> **Exercise requirements**
Can you transcribe every entry word for word, skipping the images?

> **Input**
####################

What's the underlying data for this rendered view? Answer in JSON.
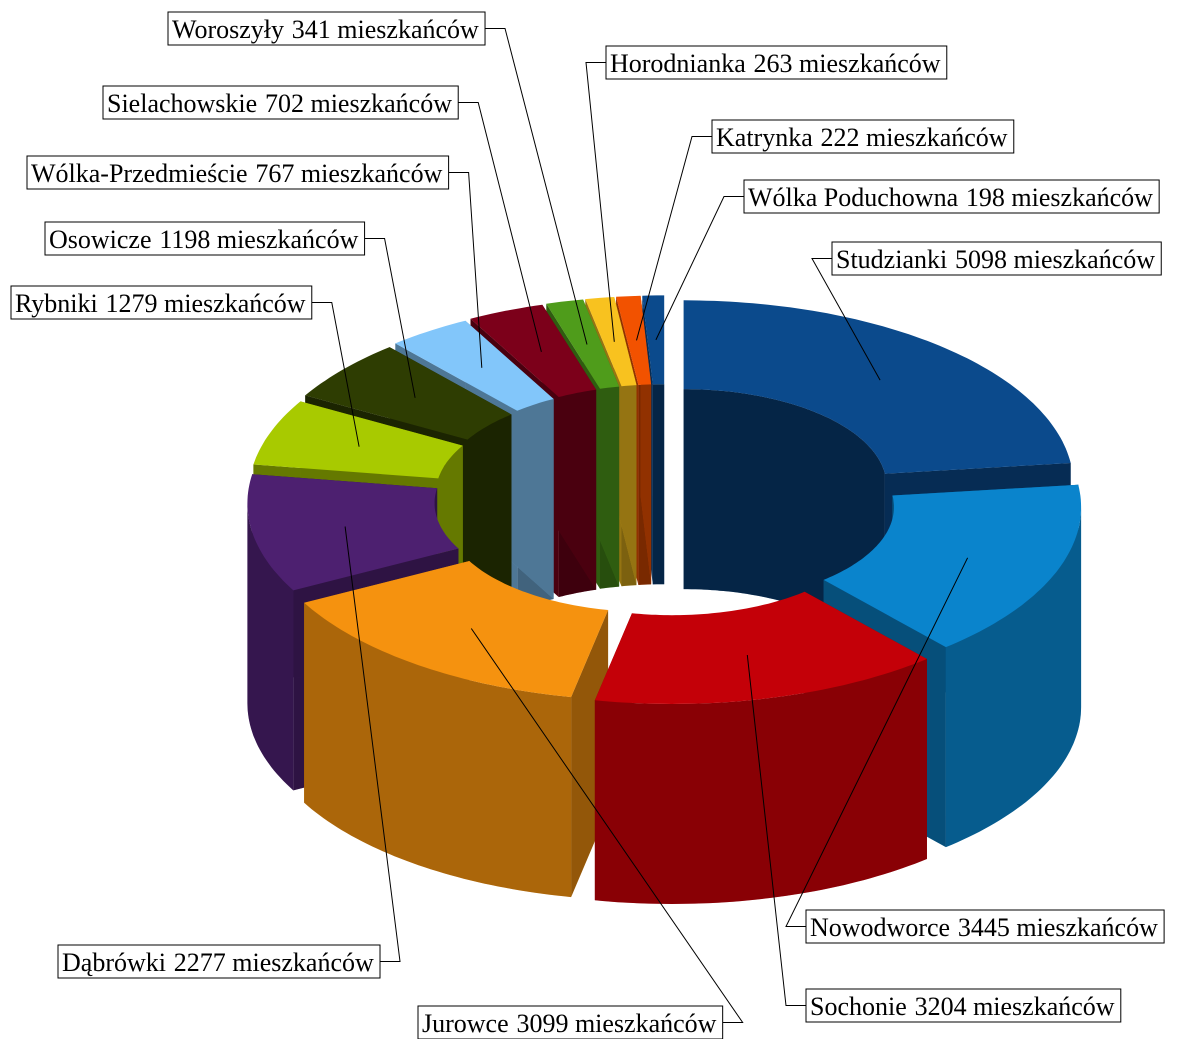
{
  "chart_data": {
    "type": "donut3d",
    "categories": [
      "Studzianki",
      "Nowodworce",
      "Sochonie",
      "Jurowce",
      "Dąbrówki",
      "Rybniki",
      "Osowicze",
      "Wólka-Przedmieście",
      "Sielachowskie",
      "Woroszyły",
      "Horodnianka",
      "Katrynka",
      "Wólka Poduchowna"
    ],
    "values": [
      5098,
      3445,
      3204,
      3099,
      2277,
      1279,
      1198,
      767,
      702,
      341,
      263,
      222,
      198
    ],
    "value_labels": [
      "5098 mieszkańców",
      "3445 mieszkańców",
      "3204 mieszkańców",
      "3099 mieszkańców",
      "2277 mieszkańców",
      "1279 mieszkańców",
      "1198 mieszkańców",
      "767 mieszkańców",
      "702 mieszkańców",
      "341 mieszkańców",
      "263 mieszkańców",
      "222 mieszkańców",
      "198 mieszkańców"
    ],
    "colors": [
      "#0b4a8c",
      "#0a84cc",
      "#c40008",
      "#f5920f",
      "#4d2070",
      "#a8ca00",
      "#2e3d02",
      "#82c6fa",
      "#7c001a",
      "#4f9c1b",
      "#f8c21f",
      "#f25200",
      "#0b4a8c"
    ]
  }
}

####################

> **Output**
What's the underlying data for this rendered view? Answer in JSON.
{
  "chart_data": {
    "type": "donut3d",
    "categories": [
      "Studzianki",
      "Nowodworce",
      "Sochonie",
      "Jurowce",
      "Dąbrówki",
      "Rybniki",
      "Osowicze",
      "Wólka-Przedmieście",
      "Sielachowskie",
      "Woroszyły",
      "Horodnianka",
      "Katrynka",
      "Wólka Poduchowna"
    ],
    "values": [
      5098,
      3445,
      3204,
      3099,
      2277,
      1279,
      1198,
      767,
      702,
      341,
      263,
      222,
      198
    ],
    "value_labels": [
      "5098 mieszkańców",
      "3445 mieszkańców",
      "3204 mieszkańców",
      "3099 mieszkańców",
      "2277 mieszkańców",
      "1279 mieszkańców",
      "1198 mieszkańców",
      "767 mieszkańców",
      "702 mieszkańców",
      "341 mieszkańców",
      "263 mieszkańców",
      "222 mieszkańców",
      "198 mieszkańców"
    ],
    "colors": [
      "#0b4a8c",
      "#0a84cc",
      "#c40008",
      "#f5920f",
      "#4d2070",
      "#a8ca00",
      "#2e3d02",
      "#82c6fa",
      "#7c001a",
      "#4f9c1b",
      "#f8c21f",
      "#f25200",
      "#0b4a8c"
    ]
  }
}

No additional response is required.